***** Kutipan Teks *****
UU Minerba juga memindahkan wewenang perizinan dari daerah  ke pusat. Tujuannya memperlancar izin investasi mineral pertambangan. Sentralisasi akan mengulangi kesalahan era Orde Baru. Izin pusat tidak didasarkan pada realitas penggunaan ruang di daerah. Konsensi pertambangan menabrak hak-hak masyarakat adat. Sebabnya konsensi beranjak dari gagasan tentang ruang kosong. Padahal kawasan yang menjadi konsensi telah didiami komunitas-komunitas adat selama ratusan tahun.
Pola lain adalah teknokratisme kebijakan pembangunan. Teknokratisme menggabungkan teknik dan cratein (kekuasaan). Selama Orde baru, proyek pembangunan dijalankan dengan dua kriteria. Pertama layak secara teknis. Satu proyek dihitung manfaatnya apa, menghabiskan uang berapa, lokasinya layak atau tidak, kapan keuntungan akan balik. Kekuasaan lalu digunakan untuk mewujudkan proyek itu. Bila perlu dengan menggunakan serdadu dan polisi. Proyek waduk Kedung Ombo adalah contohnya.
Diskusi politik  tentang proyek dianggap tidak perlu karena memboroskan waktu. Negara tidak perlu mendengar suara petani yang tanahnya diambil, warga yang mata airnya menjadi air mata, komunitas adat yang kehilangan sugai dan hutan. Semua demi ambisi besar bernama pembangunan. Kasus Wadas, Panas Bumi di Maggarai, Bandara Yogya mengulangi pola di atas.  Teknokratisme,  di mana gerak cepat pembangunan mengabaikan suara-suara mereka yang menolaknya.
Sentralisasi dan teknokratisme bisa dilakukan tanpa perlawanan. Pemilu bisa digeser waktunya. Secara perlahan, oligarki yang berkuasa memiliki peluang menerapkan kembali aturan otoritarian lain. Bukan tidak mungkin sasaran berikutnya adalah kebebasan berpendapat. Negara bisa menerapkan kembali sensor dan izin mendirikan lembaga pers. Kebijakan yang sangat efektif mengerangkeng media selama era Orde baru.
Yang terjadi kemudian adalah 'kudeta merangkak' terhadap praktek demokrasi. Istilah ini dipakai untuk menjelaskan perubahan kekuasaan dari Sukarno ke Suharto. Melalui beberapa maneuver yang dimulai dengan super semar, secara perlahan Suharto mengambil alih kekuasaan dari Bung Karno.
*****
Tugas Latihan.
A. Jawablah pertanyaan berikut berdasarkan kutipan.
(i) Apa tujuan pemindahan wewenang perizinan dari daerah ke pusat?
(ii) Proyek apa yang disebut sebagai contoh pembangunan di masa Orde Baru?
(iii) Perubahan kekuasaan apa yang dijelaskan dengan istilah 'kudeta merangkak'?
B. Tuliskan kembali bagian kutipan mulai dari "Diskusi politik  tentang" sampai dengan "mereka yang menolaknya." tanpa mengubah apa pun.
***** Informasi *****
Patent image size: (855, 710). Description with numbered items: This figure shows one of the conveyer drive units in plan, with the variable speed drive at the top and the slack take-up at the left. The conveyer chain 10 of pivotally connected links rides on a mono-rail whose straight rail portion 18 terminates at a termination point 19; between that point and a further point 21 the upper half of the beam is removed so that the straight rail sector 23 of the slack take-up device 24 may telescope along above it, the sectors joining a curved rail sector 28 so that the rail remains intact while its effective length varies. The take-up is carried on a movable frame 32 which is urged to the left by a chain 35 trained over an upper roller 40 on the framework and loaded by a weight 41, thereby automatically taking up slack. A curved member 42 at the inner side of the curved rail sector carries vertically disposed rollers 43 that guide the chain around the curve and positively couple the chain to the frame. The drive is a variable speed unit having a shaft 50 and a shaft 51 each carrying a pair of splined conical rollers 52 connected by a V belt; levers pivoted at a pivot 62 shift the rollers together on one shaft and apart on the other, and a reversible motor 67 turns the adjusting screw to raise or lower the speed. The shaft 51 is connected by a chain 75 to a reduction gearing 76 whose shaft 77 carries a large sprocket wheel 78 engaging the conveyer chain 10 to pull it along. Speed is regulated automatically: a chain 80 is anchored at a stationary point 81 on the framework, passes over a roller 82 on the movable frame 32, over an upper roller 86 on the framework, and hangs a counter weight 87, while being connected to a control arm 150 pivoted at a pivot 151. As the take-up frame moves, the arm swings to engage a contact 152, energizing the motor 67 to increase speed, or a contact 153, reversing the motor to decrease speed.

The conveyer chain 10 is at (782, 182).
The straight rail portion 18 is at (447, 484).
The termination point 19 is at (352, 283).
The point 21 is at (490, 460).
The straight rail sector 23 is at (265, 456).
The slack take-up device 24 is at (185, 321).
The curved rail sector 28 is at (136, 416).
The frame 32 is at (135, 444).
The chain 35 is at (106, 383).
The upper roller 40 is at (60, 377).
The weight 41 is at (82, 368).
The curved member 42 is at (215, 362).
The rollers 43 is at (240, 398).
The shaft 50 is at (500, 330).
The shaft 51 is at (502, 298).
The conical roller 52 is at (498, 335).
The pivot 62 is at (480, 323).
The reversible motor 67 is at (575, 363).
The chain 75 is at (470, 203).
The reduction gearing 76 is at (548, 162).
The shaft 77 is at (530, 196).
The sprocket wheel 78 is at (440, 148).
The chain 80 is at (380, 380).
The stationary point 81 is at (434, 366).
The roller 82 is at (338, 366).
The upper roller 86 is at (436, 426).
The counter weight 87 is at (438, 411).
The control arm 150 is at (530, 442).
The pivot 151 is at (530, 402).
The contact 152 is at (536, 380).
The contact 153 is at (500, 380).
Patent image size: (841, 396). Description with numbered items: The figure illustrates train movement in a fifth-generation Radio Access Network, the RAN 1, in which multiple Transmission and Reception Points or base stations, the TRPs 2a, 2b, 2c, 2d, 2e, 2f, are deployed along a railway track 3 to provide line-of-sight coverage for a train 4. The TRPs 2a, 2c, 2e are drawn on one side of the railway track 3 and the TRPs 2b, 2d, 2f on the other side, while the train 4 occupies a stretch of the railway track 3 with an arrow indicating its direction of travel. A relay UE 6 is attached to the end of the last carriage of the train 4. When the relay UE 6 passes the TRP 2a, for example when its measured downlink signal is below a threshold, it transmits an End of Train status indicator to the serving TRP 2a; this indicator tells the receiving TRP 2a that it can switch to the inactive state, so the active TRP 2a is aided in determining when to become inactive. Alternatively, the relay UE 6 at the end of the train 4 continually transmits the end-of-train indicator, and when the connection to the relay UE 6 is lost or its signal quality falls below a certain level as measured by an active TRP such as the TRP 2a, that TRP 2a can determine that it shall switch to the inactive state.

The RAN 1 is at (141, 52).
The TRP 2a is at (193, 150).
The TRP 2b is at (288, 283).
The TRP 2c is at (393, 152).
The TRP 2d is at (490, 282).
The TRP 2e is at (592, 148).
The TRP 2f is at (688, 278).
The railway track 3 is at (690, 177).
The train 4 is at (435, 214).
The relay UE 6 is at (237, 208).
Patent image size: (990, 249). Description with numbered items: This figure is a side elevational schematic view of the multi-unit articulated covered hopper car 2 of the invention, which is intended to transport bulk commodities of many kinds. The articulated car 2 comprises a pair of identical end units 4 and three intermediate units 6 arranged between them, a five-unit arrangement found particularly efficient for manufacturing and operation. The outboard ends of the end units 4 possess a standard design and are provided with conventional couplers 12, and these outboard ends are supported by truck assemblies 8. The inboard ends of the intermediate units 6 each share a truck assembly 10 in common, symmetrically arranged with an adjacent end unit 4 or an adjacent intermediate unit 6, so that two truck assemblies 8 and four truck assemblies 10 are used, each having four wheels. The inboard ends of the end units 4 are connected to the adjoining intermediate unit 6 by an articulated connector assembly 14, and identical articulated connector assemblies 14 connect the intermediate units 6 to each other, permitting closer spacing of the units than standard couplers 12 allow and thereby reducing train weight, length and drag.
*****
Jawaban Tertulis.
A.
(i) Memperlancar izin investasi mineral pertambangan.
(ii) Proyek waduk Kedung Ombo.
(iii) Perubahan kekuasaan dari Sukarno ke Suharto.

B.
Diskusi politik  tentang proyek dianggap tidak perlu karena memboroskan waktu. Negara tidak perlu mendengar suara petani yang tanahnya diambil, warga yang mata airnya menjadi air mata, komunitas adat yang kehilangan sugai dan hutan. Semua demi ambisi besar bernama pembangunan. Kasus Wadas, Panas Bumi di Maggarai, Bandara Yogya mengulangi pola di atas.  Teknokratisme,  di mana gerak cepat pembangunan mengabaikan suara-suara mereka yang menolaknya.